Dataset records
+ + + + +
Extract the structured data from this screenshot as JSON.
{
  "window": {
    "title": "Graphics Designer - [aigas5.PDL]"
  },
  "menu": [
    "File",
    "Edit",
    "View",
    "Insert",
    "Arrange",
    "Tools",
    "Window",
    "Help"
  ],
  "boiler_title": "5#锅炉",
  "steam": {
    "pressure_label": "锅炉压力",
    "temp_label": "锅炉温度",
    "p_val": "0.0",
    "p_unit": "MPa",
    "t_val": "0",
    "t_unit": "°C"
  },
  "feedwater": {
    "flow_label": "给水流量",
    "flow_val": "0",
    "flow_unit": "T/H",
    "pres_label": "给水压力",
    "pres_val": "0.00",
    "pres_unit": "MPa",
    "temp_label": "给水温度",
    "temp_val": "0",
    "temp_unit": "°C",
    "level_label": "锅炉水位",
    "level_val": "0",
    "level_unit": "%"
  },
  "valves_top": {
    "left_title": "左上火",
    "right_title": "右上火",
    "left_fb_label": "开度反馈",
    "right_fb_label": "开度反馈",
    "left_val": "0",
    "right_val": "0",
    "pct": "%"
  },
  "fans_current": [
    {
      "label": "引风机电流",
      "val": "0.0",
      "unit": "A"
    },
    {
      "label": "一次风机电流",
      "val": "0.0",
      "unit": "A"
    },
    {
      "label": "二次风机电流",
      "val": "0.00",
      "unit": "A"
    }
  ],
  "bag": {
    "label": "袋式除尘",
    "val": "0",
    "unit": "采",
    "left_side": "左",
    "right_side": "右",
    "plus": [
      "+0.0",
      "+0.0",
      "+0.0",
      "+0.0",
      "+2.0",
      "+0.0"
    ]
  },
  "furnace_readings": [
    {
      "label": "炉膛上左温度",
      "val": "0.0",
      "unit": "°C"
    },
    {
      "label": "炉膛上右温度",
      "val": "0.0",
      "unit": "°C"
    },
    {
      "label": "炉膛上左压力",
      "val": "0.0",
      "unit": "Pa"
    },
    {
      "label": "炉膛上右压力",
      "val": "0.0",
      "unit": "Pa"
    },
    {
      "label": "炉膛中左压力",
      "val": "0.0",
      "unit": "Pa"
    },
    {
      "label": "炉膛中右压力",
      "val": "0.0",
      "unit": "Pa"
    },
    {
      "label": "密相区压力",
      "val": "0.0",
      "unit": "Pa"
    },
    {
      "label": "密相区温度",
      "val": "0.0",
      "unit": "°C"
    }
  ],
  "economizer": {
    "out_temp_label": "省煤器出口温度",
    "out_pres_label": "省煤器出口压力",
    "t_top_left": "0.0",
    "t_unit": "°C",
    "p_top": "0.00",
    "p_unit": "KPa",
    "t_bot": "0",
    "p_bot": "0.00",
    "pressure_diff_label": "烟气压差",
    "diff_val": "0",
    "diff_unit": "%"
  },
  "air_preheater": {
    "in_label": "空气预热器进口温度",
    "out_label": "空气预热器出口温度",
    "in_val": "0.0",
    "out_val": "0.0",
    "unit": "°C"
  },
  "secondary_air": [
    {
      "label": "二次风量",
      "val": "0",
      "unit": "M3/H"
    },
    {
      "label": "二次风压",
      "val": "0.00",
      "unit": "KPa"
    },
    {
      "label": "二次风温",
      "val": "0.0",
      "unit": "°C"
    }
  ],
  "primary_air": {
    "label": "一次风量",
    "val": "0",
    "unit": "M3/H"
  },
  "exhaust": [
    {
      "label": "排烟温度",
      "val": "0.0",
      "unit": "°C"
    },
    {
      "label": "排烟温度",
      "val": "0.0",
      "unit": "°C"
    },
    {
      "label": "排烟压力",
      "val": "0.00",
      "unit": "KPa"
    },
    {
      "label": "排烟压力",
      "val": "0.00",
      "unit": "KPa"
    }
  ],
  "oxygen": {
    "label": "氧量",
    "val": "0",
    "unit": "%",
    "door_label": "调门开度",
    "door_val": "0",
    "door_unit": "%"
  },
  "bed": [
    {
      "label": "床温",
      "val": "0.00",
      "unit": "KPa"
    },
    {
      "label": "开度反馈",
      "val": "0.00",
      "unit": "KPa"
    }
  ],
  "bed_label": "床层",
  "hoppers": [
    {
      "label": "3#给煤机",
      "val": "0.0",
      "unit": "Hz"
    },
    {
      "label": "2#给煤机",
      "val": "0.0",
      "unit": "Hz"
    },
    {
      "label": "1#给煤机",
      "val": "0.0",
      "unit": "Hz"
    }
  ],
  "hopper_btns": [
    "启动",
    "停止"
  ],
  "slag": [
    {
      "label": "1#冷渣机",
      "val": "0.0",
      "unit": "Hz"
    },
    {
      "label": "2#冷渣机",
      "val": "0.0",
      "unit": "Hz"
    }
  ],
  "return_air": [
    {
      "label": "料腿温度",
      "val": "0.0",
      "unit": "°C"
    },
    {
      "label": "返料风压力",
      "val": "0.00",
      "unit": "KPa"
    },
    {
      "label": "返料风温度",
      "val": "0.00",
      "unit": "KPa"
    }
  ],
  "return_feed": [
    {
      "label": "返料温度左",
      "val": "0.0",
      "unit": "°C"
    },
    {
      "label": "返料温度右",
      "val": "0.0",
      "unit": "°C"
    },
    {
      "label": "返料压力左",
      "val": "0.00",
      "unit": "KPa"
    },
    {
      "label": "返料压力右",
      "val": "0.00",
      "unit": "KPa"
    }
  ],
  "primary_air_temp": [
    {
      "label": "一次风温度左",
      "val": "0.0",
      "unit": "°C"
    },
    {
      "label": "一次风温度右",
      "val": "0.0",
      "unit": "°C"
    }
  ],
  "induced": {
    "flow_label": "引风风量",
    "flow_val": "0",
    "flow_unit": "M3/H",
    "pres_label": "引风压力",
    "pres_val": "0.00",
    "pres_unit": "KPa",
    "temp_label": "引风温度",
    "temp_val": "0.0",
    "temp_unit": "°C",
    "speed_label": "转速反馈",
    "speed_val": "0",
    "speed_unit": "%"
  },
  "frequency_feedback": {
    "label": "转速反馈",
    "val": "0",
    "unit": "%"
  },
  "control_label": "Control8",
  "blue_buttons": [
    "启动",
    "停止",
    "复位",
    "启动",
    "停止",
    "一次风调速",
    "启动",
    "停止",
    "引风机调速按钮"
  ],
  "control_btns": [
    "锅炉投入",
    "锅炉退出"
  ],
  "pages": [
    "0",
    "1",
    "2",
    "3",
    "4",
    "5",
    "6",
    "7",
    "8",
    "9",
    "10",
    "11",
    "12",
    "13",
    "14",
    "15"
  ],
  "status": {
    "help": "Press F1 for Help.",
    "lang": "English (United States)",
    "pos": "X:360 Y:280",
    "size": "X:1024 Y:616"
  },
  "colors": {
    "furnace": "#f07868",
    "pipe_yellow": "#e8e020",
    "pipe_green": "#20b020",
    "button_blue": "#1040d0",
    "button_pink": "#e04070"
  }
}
+ + + + +
GIVEN REQUEST: Once more, set down the full listing, verbatim.

ANSWER TO THIS EXERCISE:
Extract the structured data from this screenshot as JSON.
{
  "window": {
    "title": "Graphics Designer - [aigas5.PDL]"
  },
  "menu": [
    "File",
    "Edit",
    "View",
    "Insert",
    "Arrange",
    "Tools",
    "Window",
    "Help"
  ],
  "boiler_title": "5#锅炉",
  "steam": {
    "pressure_label": "锅炉压力",
    "temp_label": "锅炉温度",
    "p_val": "0.0",
    "p_unit": "MPa",
    "t_val": "0",
    "t_unit": "°C"
  },
  "feedwater": {
    "flow_label": "给水流量",
    "flow_val": "0",
    "flow_unit": "T/H",
    "pres_label": "给水压力",
    "pres_val": "0.00",
    "pres_unit": "MPa",
    "temp_label": "给水温度",
    "temp_val": "0",
    "temp_unit": "°C",
    "level_label": "锅炉水位",
    "level_val": "0",
    "level_unit": "%"
  },
  "valves_top": {
    "left_title": "左上火",
    "right_title": "右上火",
    "left_fb_label": "开度反馈",
    "right_fb_label": "开度反馈",
    "left_val": "0",
    "right_val": "0",
    "pct": "%"
  },
  "fans_current": [
    {
      "label": "引风机电流",
      "val": "0.0",
      "unit": "A"
    },
    {
      "label": "一次风机电流",
      "val": "0.0",
      "unit": "A"
    },
    {
      "label": "二次风机电流",
      "val": "0.00",
      "unit": "A"
    }
  ],
  "bag": {
    "label": "袋式除尘",
    "val": "0",
    "unit": "采",
    "left_side": "左",
    "right_side": "右",
    "plus": [
      "+0.0",
      "+0.0",
      "+0.0",
      "+0.0",
      "+2.0",
      "+0.0"
    ]
  },
  "furnace_readings": [
    {
      "label": "炉膛上左温度",
      "val": "0.0",
      "unit": "°C"
    },
    {
      "label": "炉膛上右温度",
      "val": "0.0",
      "unit": "°C"
    },
    {
      "label": "炉膛上左压力",
      "val": "0.0",
      "unit": "Pa"
    },
    {
      "label": "炉膛上右压力",
      "val": "0.0",
      "unit": "Pa"
    },
    {
      "label": "炉膛中左压力",
      "val": "0.0",
      "unit": "Pa"
    },
    {
      "label": "炉膛中右压力",
      "val": "0.0",
      "unit": "Pa"
    },
    {
      "label": "密相区压力",
      "val": "0.0",
      "unit": "Pa"
    },
    {
      "label": "密相区温度",
      "val": "0.0",
      "unit": "°C"
    }
  ],
  "economizer": {
    "out_temp_label": "省煤器出口温度",
    "out_pres_label": "省煤器出口压力",
    "t_top_left": "0.0",
    "t_unit": "°C",
    "p_top": "0.00",
    "p_unit": "KPa",
    "t_bot": "0",
    "p_bot": "0.00",
    "pressure_diff_label": "烟气压差",
    "diff_val": "0",
    "diff_unit": "%"
  },
  "air_preheater": {
    "in_label": "空气预热器进口温度",
    "out_label": "空气预热器出口温度",
    "in_val": "0.0",
    "out_val": "0.0",
    "unit": "°C"
  },
  "secondary_air": [
    {
      "label": "二次风量",
      "val": "0",
      "unit": "M3/H"
    },
    {
      "label": "二次风压",
      "val": "0.00",
      "unit": "KPa"
    },
    {
      "label": "二次风温",
      "val": "0.0",
      "unit": "°C"
    }
  ],
  "primary_air": {
    "label": "一次风量",
    "val": "0",
    "unit": "M3/H"
  },
  "exhaust": [
    {
      "label": "排烟温度",
      "val": "0.0",
      "unit": "°C"
    },
    {
      "label": "排烟温度",
      "val": "0.0",
      "unit": "°C"
    },
    {
      "label": "排烟压力",
      "val": "0.00",
      "unit": "KPa"
    },
    {
      "label": "排烟压力",
      "val": "0.00",
      "unit": "KPa"
    }
  ],
  "oxygen": {
    "label": "氧量",
    "val": "0",
    "unit": "%",
    "door_label": "调门开度",
    "door_val": "0",
    "door_unit": "%"
  },
  "bed": [
    {
      "label": "床温",
      "val": "0.00",
      "unit": "KPa"
    },
    {
      "label": "开度反馈",
      "val": "0.00",
      "unit": "KPa"
    }
  ],
  "bed_label": "床层",
  "hoppers": [
    {
      "label": "3#给煤机",
      "val": "0.0",
      "unit": "Hz"
    },
    {
      "label": "2#给煤机",
      "val": "0.0",
      "unit": "Hz"
    },
    {
      "label": "1#给煤机",
      "val": "0.0",
      "unit": "Hz"
    }
  ],
  "hopper_btns": [
    "启动",
    "停止"
  ],
  "slag": [
    {
      "label": "1#冷渣机",
      "val": "0.0",
      "unit": "Hz"
    },
    {
      "label": "2#冷渣机",
      "val": "0.0",
      "unit": "Hz"
    }
  ],
  "return_air": [
    {
      "label": "料腿温度",
      "val": "0.0",
      "unit": "°C"
    },
    {
      "label": "返料风压力",
      "val": "0.00",
      "unit": "KPa"
    },
    {
      "label": "返料风温度",
      "val": "0.00",
      "unit": "KPa"
    }
  ],
  "return_feed": [
    {
      "label": "返料温度左",
      "val": "0.0",
      "unit": "°C"
    },
    {
      "label": "返料温度右",
      "val": "0.0",
      "unit": "°C"
    },
    {
      "label": "返料压力左",
      "val": "0.00",
      "unit": "KPa"
    },
    {
      "label": "返料压力右",
      "val": "0.00",
      "unit": "KPa"
    }
  ],
  "primary_air_temp": [
    {
      "label": "一次风温度左",
      "val": "0.0",
      "unit": "°C"
    },
    {
      "label": "一次风温度右",
      "val": "0.0",
      "unit": "°C"
    }
  ],
  "induced": {
    "flow_label": "引风风量",
    "flow_val": "0",
    "flow_unit": "M3/H",
    "pres_label": "引风压力",
    "pres_val": "0.00",
    "pres_unit": "KPa",
    "temp_label": "引风温度",
    "temp_val": "0.0",
    "temp_unit": "°C",
    "speed_label": "转速反馈",
    "speed_val": "0",
    "speed_unit": "%"
  },
  "frequency_feedback": {
    "label": "转速反馈",
    "val": "0",
    "unit": "%"
  },
  "control_label": "Control8",
  "blue_buttons": [
    "启动",
    "停止",
    "复位",
    "启动",
    "停止",
    "一次风调速",
    "启动",
    "停止",
    "引风机调速按钮"
  ],
  "control_btns": [
    "锅炉投入",
    "锅炉退出"
  ],
  "pages": [
    "0",
    "1",
    "2",
    "3",
    "4",
    "5",
    "6",
    "7",
    "8",
    "9",
    "10",
    "11",
    "12",
    "13",
    "14",
    "15"
  ],
  "status": {
    "help": "Press F1 for Help.",
    "lang": "English (United States)",
    "pos": "X:360 Y:280",
    "size": "X:1024 Y:616"
  },
  "colors": {
    "furnace": "#f07868",
    "pipe_yellow": "#e8e020",
    "pipe_green": "#20b020",
    "button_blue": "#1040d0",
    "button_pink": "#e04070"
  }
}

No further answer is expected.